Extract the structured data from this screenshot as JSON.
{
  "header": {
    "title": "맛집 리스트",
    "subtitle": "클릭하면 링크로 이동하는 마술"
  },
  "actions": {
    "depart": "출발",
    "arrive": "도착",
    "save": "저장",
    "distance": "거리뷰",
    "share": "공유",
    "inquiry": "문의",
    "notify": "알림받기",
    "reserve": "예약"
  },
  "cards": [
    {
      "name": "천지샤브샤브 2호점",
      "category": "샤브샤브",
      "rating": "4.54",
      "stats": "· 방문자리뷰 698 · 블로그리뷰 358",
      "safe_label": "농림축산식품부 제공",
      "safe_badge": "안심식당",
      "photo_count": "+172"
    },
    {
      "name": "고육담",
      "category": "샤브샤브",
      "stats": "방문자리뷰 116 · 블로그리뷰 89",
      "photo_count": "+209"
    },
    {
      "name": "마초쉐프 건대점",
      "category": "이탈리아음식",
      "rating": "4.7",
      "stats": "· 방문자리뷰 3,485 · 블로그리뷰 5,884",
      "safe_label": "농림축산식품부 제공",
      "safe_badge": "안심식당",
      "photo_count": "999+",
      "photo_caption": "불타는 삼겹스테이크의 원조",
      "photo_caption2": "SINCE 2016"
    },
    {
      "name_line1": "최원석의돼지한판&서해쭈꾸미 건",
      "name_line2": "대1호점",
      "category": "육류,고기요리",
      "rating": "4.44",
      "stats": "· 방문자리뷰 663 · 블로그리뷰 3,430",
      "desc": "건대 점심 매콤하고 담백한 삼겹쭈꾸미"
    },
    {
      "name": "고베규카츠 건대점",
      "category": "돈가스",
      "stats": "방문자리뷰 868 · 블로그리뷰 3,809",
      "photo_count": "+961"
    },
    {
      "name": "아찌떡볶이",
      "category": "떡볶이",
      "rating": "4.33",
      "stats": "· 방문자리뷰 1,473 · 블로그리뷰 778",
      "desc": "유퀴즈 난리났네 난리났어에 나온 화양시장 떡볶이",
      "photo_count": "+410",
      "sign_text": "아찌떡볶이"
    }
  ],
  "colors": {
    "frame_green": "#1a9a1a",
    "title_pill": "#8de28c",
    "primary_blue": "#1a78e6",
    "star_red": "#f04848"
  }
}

• • • •

# [PROBLEM TO WORK ON]
From the listing above, reproduce all the lines exactly.

# [RESPONSE TO THIS TASK]
Extract the structured data from this screenshot as JSON.
{
  "header": {
    "title": "맛집 리스트",
    "subtitle": "클릭하면 링크로 이동하는 마술"
  },
  "actions": {
    "depart": "출발",
    "arrive": "도착",
    "save": "저장",
    "distance": "거리뷰",
    "share": "공유",
    "inquiry": "문의",
    "notify": "알림받기",
    "reserve": "예약"
  },
  "cards": [
    {
      "name": "천지샤브샤브 2호점",
      "category": "샤브샤브",
      "rating": "4.54",
      "stats": "· 방문자리뷰 698 · 블로그리뷰 358",
      "safe_label": "농림축산식품부 제공",
      "safe_badge": "안심식당",
      "photo_count": "+172"
    },
    {
      "name": "고육담",
      "category": "샤브샤브",
      "stats": "방문자리뷰 116 · 블로그리뷰 89",
      "photo_count": "+209"
    },
    {
      "name": "마초쉐프 건대점",
      "category": "이탈리아음식",
      "rating": "4.7",
      "stats": "· 방문자리뷰 3,485 · 블로그리뷰 5,884",
      "safe_label": "농림축산식품부 제공",
      "safe_badge": "안심식당",
      "photo_count": "999+",
      "photo_caption": "불타는 삼겹스테이크의 원조",
      "photo_caption2": "SINCE 2016"
    },
    {
      "name_line1": "최원석의돼지한판&서해쭈꾸미 건",
      "name_line2": "대1호점",
      "category": "육류,고기요리",
      "rating": "4.44",
      "stats": "· 방문자리뷰 663 · 블로그리뷰 3,430",
      "desc": "건대 점심 매콤하고 담백한 삼겹쭈꾸미"
    },
    {
      "name": "고베규카츠 건대점",
      "category": "돈가스",
      "stats": "방문자리뷰 868 · 블로그리뷰 3,809",
      "photo_count": "+961"
    },
    {
      "name": "아찌떡볶이",
      "category": "떡볶이",
      "rating": "4.33",
      "stats": "· 방문자리뷰 1,473 · 블로그리뷰 778",
      "desc": "유퀴즈 난리났네 난리났어에 나온 화양시장 떡볶이",
      "photo_count": "+410",
      "sign_text": "아찌떡볶이"
    }
  ],
  "colors": {
    "frame_green": "#1a9a1a",
    "title_pill": "#8de28c",
    "primary_blue": "#1a78e6",
    "star_red": "#f04848"
  }
}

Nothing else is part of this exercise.